===== Source records

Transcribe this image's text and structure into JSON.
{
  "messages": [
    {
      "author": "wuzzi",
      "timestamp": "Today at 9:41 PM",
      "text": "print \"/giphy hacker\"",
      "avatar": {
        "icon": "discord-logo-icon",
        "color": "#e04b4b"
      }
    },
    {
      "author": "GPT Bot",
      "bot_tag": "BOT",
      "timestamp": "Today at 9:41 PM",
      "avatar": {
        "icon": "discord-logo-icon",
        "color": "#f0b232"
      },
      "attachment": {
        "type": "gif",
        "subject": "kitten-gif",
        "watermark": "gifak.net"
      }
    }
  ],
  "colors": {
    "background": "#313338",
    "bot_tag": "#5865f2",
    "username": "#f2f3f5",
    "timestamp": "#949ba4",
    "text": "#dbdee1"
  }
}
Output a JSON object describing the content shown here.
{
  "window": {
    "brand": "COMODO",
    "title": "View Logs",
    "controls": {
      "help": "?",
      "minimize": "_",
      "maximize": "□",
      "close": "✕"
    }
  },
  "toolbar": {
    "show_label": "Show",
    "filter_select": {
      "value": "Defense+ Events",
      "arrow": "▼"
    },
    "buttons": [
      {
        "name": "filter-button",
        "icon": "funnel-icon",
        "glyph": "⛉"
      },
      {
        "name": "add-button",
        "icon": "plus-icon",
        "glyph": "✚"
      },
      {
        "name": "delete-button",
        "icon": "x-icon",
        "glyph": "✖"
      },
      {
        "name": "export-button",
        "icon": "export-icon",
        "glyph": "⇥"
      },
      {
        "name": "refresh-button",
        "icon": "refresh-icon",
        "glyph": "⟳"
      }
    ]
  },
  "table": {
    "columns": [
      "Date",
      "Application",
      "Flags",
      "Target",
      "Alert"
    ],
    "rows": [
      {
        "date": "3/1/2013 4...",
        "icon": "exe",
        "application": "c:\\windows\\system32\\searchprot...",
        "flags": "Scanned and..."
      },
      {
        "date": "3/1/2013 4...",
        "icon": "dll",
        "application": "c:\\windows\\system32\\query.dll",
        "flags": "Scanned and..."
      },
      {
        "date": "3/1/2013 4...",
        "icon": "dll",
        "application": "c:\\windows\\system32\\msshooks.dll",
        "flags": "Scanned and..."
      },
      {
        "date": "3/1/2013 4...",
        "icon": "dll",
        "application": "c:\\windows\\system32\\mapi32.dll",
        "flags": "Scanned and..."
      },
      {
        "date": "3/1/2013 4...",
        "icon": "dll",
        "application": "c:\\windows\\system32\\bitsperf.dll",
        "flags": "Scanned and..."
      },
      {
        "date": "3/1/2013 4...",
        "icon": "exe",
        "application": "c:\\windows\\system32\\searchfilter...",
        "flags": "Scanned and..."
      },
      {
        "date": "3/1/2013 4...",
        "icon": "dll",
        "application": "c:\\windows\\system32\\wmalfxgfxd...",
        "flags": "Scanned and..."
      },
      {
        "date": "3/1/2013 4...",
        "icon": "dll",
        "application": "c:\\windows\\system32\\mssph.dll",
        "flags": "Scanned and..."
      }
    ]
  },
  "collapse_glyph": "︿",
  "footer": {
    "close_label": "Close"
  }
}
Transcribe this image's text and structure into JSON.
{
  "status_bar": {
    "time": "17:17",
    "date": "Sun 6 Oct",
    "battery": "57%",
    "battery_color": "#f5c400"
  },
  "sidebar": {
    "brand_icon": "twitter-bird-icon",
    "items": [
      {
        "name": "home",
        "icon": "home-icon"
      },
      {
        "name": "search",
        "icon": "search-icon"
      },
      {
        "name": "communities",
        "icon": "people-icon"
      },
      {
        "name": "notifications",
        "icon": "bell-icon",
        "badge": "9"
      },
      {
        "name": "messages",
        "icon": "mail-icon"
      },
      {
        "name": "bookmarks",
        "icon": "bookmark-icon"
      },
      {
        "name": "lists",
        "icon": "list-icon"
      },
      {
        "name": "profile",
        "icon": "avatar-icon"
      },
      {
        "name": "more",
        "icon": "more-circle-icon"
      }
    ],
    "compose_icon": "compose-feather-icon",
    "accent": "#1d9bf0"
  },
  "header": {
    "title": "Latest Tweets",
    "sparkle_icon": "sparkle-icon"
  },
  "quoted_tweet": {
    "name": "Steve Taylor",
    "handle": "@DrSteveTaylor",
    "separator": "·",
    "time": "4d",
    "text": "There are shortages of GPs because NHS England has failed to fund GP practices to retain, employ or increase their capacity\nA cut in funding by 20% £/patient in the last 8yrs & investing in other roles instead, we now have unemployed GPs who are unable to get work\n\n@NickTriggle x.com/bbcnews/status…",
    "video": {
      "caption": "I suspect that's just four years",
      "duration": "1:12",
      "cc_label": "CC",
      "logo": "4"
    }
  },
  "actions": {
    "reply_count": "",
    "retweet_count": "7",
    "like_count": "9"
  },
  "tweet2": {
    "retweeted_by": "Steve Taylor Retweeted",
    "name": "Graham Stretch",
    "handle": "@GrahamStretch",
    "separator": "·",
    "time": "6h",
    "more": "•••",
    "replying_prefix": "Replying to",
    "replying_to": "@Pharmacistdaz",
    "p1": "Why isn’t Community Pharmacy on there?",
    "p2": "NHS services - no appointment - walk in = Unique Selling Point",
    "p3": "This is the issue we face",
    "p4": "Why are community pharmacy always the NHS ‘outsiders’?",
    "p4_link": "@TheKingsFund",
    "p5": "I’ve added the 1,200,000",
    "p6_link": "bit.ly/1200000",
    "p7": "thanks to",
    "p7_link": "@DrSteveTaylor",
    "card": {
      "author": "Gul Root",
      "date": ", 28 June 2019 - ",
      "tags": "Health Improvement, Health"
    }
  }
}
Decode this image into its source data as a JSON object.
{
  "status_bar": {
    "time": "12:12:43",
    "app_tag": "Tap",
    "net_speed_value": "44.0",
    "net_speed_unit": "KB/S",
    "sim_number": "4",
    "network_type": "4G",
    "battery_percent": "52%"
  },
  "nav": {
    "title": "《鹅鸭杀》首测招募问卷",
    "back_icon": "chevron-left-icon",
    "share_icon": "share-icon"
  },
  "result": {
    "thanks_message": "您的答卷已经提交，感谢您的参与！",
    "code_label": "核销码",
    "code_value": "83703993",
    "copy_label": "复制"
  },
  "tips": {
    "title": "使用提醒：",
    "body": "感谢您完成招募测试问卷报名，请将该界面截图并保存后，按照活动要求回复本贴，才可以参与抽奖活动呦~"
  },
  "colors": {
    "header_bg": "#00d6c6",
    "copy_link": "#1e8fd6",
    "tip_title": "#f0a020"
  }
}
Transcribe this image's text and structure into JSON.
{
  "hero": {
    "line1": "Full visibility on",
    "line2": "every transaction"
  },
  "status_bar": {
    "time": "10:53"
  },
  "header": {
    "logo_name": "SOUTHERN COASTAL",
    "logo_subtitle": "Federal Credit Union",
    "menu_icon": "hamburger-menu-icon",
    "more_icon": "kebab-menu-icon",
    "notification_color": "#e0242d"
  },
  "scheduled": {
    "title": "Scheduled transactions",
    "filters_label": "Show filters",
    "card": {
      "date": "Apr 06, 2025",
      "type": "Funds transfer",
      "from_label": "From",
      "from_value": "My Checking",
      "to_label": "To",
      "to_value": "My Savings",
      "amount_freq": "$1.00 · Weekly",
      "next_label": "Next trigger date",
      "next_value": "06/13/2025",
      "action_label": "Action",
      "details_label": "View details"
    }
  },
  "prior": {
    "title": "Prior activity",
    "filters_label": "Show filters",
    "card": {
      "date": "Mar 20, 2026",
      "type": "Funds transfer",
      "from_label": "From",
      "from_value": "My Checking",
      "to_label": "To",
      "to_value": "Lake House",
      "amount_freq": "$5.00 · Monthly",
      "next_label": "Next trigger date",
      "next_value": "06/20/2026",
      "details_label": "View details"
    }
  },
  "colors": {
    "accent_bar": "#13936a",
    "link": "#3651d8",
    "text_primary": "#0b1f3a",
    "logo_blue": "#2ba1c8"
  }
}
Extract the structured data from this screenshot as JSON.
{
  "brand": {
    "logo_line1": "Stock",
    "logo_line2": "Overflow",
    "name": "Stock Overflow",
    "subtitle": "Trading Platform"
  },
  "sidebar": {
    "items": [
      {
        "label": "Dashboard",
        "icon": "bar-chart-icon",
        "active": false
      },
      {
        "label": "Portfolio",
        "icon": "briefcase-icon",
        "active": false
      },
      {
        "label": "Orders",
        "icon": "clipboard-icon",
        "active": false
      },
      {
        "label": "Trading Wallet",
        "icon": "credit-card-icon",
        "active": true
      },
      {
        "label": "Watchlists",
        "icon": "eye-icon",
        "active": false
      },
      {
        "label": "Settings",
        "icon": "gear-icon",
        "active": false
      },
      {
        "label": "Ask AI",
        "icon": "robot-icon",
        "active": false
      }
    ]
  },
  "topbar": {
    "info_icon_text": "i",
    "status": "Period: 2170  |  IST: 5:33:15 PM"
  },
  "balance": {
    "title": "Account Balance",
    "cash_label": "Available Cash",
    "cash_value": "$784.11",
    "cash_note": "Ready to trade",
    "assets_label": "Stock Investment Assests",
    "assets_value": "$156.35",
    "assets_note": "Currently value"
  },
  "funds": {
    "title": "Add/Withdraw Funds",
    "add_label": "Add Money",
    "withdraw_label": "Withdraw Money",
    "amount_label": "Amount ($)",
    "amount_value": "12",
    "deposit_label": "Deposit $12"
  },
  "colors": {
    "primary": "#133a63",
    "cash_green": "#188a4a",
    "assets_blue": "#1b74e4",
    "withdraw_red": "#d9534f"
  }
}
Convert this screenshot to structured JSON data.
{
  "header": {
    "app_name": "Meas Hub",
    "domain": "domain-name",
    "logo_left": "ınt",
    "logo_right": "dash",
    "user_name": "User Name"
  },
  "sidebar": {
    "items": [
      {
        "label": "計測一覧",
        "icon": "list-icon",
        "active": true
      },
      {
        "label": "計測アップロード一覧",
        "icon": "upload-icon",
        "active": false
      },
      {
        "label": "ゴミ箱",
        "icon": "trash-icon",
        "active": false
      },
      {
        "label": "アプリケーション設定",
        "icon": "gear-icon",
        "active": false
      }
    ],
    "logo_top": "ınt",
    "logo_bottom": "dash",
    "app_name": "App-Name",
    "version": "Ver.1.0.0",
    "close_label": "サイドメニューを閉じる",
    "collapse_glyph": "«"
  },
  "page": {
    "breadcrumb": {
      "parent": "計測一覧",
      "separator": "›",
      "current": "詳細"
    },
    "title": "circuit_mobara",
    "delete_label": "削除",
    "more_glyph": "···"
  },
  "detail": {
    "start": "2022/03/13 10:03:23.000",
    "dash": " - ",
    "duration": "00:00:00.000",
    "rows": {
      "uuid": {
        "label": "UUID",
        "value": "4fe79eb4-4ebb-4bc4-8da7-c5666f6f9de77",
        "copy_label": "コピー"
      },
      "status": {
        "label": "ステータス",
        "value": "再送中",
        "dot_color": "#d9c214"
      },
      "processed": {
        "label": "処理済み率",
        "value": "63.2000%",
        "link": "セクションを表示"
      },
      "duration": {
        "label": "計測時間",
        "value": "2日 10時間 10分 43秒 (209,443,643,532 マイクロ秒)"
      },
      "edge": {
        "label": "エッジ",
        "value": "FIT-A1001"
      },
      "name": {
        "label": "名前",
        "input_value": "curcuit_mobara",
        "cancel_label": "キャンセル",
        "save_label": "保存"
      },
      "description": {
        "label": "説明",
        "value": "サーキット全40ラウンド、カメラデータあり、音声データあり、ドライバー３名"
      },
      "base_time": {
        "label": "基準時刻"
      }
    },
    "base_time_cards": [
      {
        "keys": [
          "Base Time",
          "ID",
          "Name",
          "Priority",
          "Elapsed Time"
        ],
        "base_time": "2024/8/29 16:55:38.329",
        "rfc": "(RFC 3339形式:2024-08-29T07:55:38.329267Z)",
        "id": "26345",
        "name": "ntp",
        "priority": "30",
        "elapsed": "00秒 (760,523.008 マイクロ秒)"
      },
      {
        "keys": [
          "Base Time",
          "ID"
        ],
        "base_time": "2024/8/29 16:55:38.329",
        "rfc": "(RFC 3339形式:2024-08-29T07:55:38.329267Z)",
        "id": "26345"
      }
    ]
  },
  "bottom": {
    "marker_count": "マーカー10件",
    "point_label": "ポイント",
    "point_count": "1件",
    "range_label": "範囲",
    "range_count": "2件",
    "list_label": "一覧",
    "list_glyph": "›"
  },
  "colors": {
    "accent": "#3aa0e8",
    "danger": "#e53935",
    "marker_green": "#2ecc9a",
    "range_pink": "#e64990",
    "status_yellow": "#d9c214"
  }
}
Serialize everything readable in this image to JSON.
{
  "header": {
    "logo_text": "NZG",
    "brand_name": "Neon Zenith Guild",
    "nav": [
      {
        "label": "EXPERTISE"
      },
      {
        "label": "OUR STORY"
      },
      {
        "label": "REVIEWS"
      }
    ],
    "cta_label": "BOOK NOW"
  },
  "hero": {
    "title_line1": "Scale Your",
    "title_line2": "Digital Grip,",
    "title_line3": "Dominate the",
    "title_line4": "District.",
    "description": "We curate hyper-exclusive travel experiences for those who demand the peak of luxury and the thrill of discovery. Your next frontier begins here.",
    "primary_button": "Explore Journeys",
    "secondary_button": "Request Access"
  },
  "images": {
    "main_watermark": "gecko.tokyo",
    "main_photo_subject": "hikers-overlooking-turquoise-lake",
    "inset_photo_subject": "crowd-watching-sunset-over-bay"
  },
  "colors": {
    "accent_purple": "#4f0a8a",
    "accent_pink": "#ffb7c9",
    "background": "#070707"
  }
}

==========

Description of the task → Make an exact copy of every line from the one with "Serialize everything readable" to the end of the data, with the first and last of those lines included.

Written solution →
Serialize everything readable in this image to JSON.
{
  "header": {
    "logo_text": "NZG",
    "brand_name": "Neon Zenith Guild",
    "nav": [
      {
        "label": "EXPERTISE"
      },
      {
        "label": "OUR STORY"
      },
      {
        "label": "REVIEWS"
      }
    ],
    "cta_label": "BOOK NOW"
  },
  "hero": {
    "title_line1": "Scale Your",
    "title_line2": "Digital Grip,",
    "title_line3": "Dominate the",
    "title_line4": "District.",
    "description": "We curate hyper-exclusive travel experiences for those who demand the peak of luxury and the thrill of discovery. Your next frontier begins here.",
    "primary_button": "Explore Journeys",
    "secondary_button": "Request Access"
  },
  "images": {
    "main_watermark": "gecko.tokyo",
    "main_photo_subject": "hikers-overlooking-turquoise-lake",
    "inset_photo_subject": "crowd-watching-sunset-over-bay"
  },
  "colors": {
    "accent_purple": "#4f0a8a",
    "accent_pink": "#ffb7c9",
    "background": "#070707"
  }
}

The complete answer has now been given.